Identify every line in the records below that contains the word "Durchmesser", and reproduce each one.

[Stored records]
==============================

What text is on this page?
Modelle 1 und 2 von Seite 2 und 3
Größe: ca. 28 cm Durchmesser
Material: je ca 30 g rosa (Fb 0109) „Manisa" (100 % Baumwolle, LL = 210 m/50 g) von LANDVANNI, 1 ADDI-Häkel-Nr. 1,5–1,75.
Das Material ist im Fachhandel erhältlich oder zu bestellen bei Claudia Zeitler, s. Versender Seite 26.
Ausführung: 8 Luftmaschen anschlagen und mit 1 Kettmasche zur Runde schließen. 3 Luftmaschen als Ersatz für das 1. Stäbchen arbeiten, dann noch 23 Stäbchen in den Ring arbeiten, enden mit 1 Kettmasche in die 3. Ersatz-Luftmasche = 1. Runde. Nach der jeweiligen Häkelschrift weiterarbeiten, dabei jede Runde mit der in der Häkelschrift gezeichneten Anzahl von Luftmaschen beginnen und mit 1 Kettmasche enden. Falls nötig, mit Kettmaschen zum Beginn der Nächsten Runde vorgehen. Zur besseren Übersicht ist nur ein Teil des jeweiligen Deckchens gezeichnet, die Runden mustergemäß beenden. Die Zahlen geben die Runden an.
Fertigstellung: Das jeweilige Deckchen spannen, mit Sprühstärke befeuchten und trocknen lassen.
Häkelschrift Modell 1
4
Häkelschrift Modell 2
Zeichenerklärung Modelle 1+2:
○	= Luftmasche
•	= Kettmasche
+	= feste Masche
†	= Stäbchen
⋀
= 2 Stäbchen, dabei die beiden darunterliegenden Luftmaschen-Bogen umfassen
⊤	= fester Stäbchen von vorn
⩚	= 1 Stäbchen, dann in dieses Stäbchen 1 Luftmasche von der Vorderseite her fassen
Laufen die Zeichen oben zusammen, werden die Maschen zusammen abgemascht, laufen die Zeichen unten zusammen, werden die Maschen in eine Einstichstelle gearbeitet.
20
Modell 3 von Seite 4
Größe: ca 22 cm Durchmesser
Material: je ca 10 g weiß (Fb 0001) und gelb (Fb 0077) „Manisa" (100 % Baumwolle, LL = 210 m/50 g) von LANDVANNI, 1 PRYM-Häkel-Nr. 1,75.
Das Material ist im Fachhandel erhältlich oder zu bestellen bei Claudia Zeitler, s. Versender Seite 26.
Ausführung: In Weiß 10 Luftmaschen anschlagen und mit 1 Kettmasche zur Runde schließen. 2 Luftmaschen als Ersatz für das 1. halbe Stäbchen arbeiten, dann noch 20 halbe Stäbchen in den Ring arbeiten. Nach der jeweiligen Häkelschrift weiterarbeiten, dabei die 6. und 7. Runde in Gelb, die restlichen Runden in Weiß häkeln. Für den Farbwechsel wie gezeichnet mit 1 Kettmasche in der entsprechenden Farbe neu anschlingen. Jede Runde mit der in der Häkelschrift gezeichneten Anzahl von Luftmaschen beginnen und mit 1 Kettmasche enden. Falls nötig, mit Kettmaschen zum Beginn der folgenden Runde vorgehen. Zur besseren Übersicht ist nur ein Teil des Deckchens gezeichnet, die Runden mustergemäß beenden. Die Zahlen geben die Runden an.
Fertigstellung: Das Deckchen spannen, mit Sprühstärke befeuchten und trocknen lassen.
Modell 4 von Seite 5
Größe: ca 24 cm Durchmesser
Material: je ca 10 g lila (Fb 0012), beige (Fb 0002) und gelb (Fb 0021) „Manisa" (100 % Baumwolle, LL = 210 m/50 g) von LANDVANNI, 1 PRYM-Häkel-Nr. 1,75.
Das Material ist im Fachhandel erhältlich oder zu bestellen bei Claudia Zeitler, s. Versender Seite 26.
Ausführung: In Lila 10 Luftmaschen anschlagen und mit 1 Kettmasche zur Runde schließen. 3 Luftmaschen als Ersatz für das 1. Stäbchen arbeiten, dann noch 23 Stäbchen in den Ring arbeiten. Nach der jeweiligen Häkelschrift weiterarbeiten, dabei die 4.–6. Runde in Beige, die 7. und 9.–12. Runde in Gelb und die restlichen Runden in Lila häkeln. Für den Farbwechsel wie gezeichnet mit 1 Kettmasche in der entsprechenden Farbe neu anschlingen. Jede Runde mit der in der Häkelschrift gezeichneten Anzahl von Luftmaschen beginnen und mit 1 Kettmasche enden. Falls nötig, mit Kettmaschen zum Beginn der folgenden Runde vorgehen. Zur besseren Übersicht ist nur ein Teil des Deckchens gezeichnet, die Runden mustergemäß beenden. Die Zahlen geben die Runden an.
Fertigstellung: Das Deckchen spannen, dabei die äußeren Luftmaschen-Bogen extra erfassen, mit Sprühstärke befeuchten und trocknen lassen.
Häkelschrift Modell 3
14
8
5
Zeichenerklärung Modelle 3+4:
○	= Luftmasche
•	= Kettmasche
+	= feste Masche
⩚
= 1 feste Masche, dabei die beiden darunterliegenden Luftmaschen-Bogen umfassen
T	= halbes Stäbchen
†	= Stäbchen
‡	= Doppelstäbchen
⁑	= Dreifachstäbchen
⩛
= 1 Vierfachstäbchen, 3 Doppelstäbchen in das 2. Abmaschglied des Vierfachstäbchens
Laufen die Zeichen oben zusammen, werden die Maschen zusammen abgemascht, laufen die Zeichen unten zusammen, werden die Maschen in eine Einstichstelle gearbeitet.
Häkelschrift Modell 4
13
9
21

==============================

● **EXPECTED ANSWER**:
Größe: ca. 28 cm Durchmesser
Größe: ca 22 cm Durchmesser
Größe: ca 24 cm Durchmesser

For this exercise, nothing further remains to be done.